§ Required work:
Return every line below as is, leaving out the pictures.

§ Data for this task:
----------
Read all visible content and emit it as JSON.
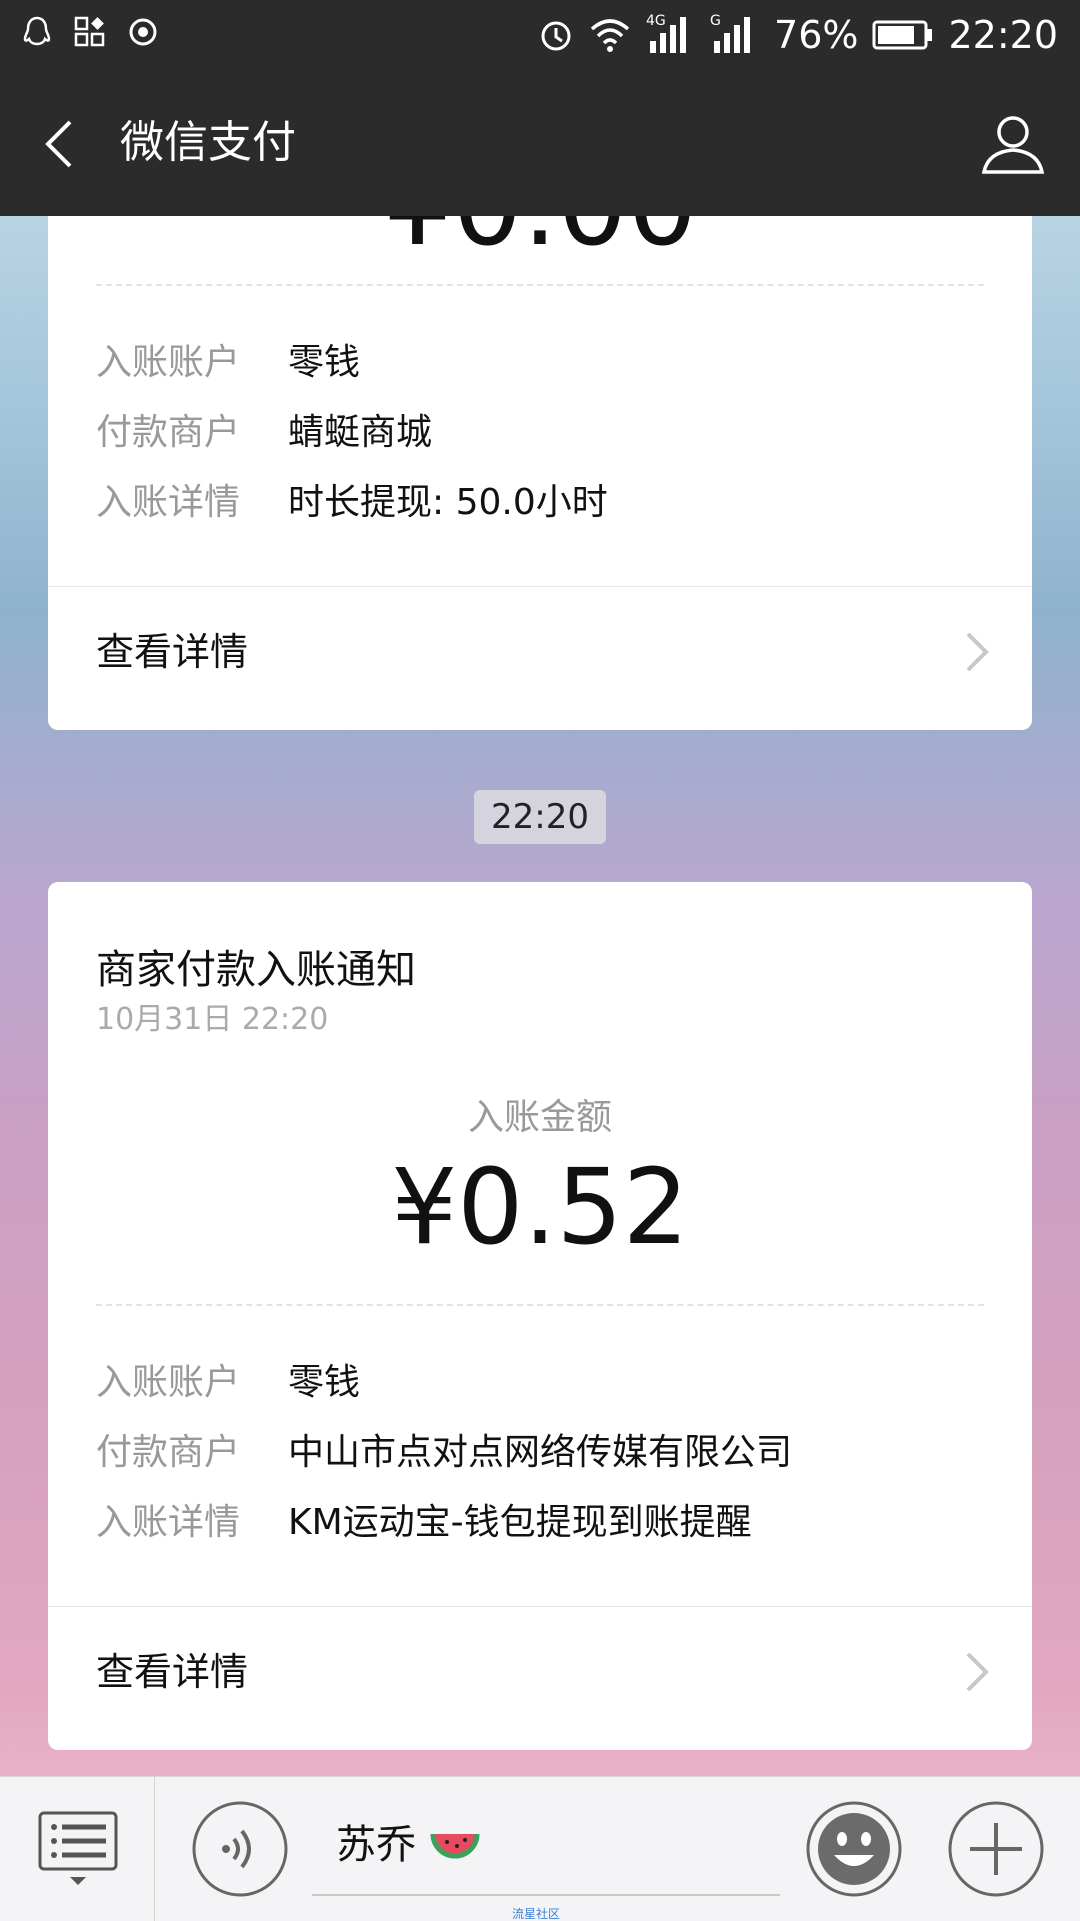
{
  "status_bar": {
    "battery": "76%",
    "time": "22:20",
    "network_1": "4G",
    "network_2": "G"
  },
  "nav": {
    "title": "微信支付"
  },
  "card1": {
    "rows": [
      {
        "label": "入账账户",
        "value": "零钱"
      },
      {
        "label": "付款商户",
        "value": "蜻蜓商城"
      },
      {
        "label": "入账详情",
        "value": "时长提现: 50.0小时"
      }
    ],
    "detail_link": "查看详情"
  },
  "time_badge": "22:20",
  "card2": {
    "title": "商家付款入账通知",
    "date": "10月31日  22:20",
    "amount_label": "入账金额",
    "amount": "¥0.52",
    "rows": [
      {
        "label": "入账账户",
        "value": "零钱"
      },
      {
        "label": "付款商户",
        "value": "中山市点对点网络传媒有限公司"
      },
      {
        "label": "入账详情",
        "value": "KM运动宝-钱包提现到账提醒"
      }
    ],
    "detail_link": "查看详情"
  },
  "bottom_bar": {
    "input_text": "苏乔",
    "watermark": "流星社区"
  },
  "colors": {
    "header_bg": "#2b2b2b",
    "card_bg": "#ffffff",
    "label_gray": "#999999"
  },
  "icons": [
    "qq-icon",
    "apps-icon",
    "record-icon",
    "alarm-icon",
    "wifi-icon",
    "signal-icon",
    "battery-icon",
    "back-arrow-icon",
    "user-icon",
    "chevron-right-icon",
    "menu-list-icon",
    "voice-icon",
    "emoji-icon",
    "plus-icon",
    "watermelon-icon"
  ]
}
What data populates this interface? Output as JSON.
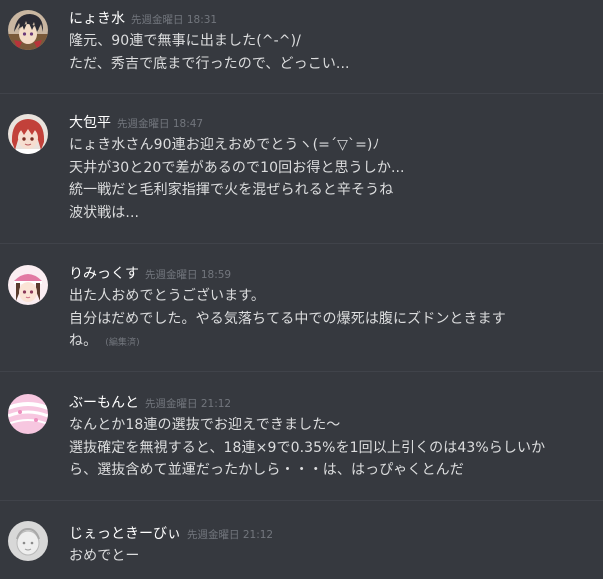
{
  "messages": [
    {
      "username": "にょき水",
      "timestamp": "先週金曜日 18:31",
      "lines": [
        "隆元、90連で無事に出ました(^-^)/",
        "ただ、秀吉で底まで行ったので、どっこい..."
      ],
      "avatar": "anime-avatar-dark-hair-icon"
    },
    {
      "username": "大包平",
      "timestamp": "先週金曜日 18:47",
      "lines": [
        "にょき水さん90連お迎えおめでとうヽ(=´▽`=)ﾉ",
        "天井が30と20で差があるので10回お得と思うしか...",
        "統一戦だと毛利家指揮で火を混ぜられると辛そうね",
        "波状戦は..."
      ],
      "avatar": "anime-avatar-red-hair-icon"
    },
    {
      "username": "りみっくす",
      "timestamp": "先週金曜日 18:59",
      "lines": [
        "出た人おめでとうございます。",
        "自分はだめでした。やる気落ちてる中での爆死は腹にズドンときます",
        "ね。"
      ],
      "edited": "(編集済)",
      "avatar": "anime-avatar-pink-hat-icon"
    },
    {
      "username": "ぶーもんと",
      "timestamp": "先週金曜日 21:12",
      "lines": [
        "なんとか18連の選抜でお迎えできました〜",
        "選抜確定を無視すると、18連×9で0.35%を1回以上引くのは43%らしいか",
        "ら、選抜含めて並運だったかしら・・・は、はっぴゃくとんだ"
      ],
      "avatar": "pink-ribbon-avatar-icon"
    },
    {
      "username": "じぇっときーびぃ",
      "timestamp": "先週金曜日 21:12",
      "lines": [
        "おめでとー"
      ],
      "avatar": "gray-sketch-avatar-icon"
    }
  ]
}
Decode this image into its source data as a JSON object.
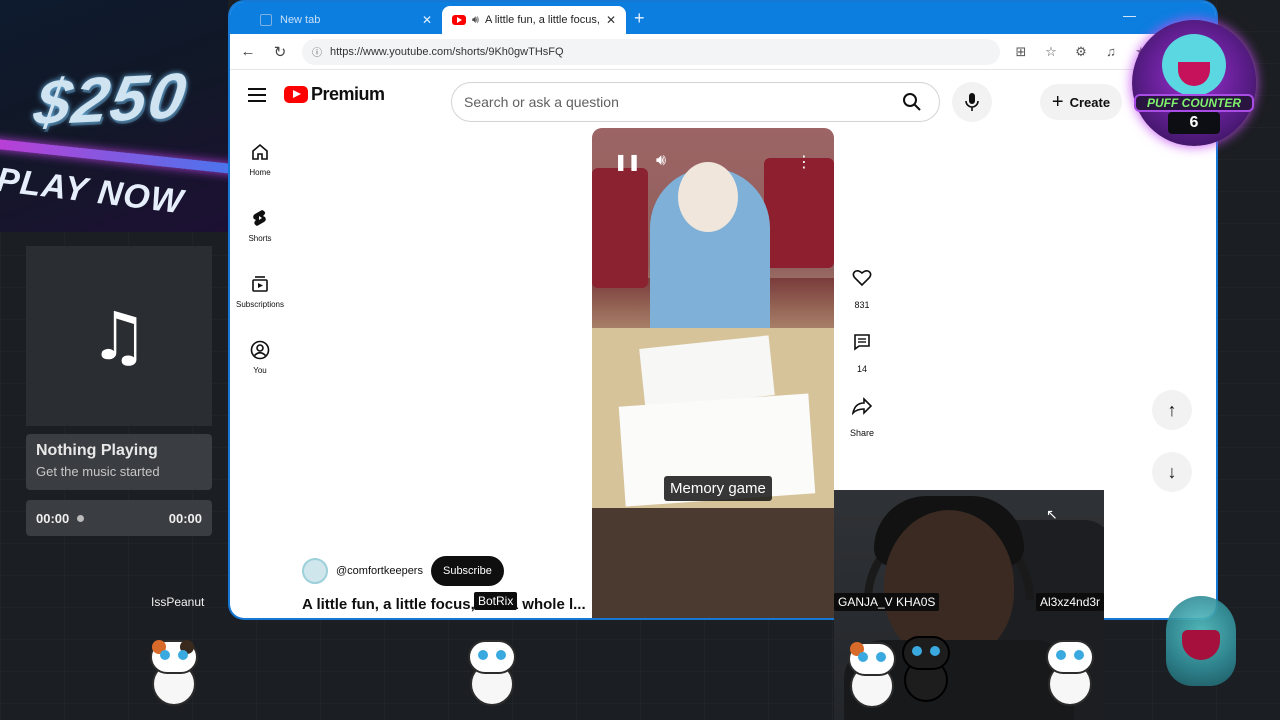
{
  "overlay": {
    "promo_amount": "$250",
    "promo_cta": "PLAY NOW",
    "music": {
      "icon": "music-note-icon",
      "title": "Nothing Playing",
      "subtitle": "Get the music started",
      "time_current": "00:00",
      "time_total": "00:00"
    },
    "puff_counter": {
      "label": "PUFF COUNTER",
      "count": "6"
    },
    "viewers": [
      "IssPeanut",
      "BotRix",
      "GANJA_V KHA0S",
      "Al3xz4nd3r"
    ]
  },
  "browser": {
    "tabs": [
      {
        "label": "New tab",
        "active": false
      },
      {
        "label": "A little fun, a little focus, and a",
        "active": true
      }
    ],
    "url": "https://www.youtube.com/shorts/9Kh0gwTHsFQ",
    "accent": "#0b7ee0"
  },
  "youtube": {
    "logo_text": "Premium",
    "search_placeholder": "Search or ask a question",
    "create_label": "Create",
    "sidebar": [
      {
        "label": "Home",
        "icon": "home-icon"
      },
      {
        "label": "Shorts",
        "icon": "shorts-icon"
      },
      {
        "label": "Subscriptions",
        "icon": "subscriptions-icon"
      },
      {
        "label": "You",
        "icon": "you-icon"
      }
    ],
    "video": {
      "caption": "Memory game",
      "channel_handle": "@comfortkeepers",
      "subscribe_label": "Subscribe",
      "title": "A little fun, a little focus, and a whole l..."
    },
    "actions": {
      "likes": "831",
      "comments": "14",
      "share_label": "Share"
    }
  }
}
----------
§ Reply:
Read all visible content and emit it as JSON.
{
  "status_bar": {
    "battery": "76%",
    "time": "22:20",
    "network_1": "4G",
    "network_2": "G"
  },
  "nav": {
    "title": "微信支付"
  },
  "card1": {
    "rows": [
      {
        "label": "入账账户",
        "value": "零钱"
      },
      {
        "label": "付款商户",
        "value": "蜻蜓商城"
      },
      {
        "label": "入账详情",
        "value": "时长提现: 50.0小时"
      }
    ],
    "detail_link": "查看详情"
  },
  "time_badge": "22:20",
  "card2": {
    "title": "商家付款入账通知",
    "date": "10月31日  22:20",
    "amount_label": "入账金额",
    "amount": "¥0.52",
    "rows": [
      {
        "label": "入账账户",
        "value": "零钱"
      },
      {
        "label": "付款商户",
        "value": "中山市点对点网络传媒有限公司"
      },
      {
        "label": "入账详情",
        "value": "KM运动宝-钱包提现到账提醒"
      }
    ],
    "detail_link": "查看详情"
  },
  "bottom_bar": {
    "input_text": "苏乔",
    "watermark": "流星社区"
  },
  "colors": {
    "header_bg": "#2b2b2b",
    "card_bg": "#ffffff",
    "label_gray": "#999999"
  },
  "icons": [
    "qq-icon",
    "apps-icon",
    "record-icon",
    "alarm-icon",
    "wifi-icon",
    "signal-icon",
    "battery-icon",
    "back-arrow-icon",
    "user-icon",
    "chevron-right-icon",
    "menu-list-icon",
    "voice-icon",
    "emoji-icon",
    "plus-icon",
    "watermelon-icon"
  ]
}
What data populates this interface? Output as JSON.
{
  "messages": [
    {
      "username": "にょき水",
      "timestamp": "先週金曜日 18:31",
      "lines": [
        "隆元、90連で無事に出ました(^-^)/",
        "ただ、秀吉で底まで行ったので、どっこい..."
      ],
      "avatar": "anime-avatar-dark-hair-icon"
    },
    {
      "username": "大包平",
      "timestamp": "先週金曜日 18:47",
      "lines": [
        "にょき水さん90連お迎えおめでとうヽ(=´▽`=)ﾉ",
        "天井が30と20で差があるので10回お得と思うしか...",
        "統一戦だと毛利家指揮で火を混ぜられると辛そうね",
        "波状戦は..."
      ],
      "avatar": "anime-avatar-red-hair-icon"
    },
    {
      "username": "りみっくす",
      "timestamp": "先週金曜日 18:59",
      "lines": [
        "出た人おめでとうございます。",
        "自分はだめでした。やる気落ちてる中での爆死は腹にズドンときます",
        "ね。"
      ],
      "edited": "(編集済)",
      "avatar": "anime-avatar-pink-hat-icon"
    },
    {
      "username": "ぶーもんと",
      "timestamp": "先週金曜日 21:12",
      "lines": [
        "なんとか18連の選抜でお迎えできました〜",
        "選抜確定を無視すると、18連×9で0.35%を1回以上引くのは43%らしいか",
        "ら、選抜含めて並運だったかしら・・・は、はっぴゃくとんだ"
      ],
      "avatar": "pink-ribbon-avatar-icon"
    },
    {
      "username": "じぇっときーびぃ",
      "timestamp": "先週金曜日 21:12",
      "lines": [
        "おめでとー"
      ],
      "avatar": "gray-sketch-avatar-icon"
    }
  ]
}
Decode this image into its source data as a JSON object.
{
  "overlay": {
    "promo_amount": "$250",
    "promo_cta": "PLAY NOW",
    "music": {
      "icon": "music-note-icon",
      "title": "Nothing Playing",
      "subtitle": "Get the music started",
      "time_current": "00:00",
      "time_total": "00:00"
    },
    "puff_counter": {
      "label": "PUFF COUNTER",
      "count": "6"
    },
    "viewers": [
      "IssPeanut",
      "BotRix",
      "GANJA_V KHA0S",
      "Al3xz4nd3r"
    ]
  },
  "browser": {
    "tabs": [
      {
        "label": "New tab",
        "active": false
      },
      {
        "label": "A little fun, a little focus, and a",
        "active": true
      }
    ],
    "url": "https://www.youtube.com/shorts/9Kh0gwTHsFQ",
    "accent": "#0b7ee0"
  },
  "youtube": {
    "logo_text": "Premium",
    "search_placeholder": "Search or ask a question",
    "create_label": "Create",
    "sidebar": [
      {
        "label": "Home",
        "icon": "home-icon"
      },
      {
        "label": "Shorts",
        "icon": "shorts-icon"
      },
      {
        "label": "Subscriptions",
        "icon": "subscriptions-icon"
      },
      {
        "label": "You",
        "icon": "you-icon"
      }
    ],
    "video": {
      "caption": "Memory game",
      "channel_handle": "@comfortkeepers",
      "subscribe_label": "Subscribe",
      "title": "A little fun, a little focus, and a whole l..."
    },
    "actions": {
      "likes": "831",
      "comments": "14",
      "share_label": "Share"
    }
  }
}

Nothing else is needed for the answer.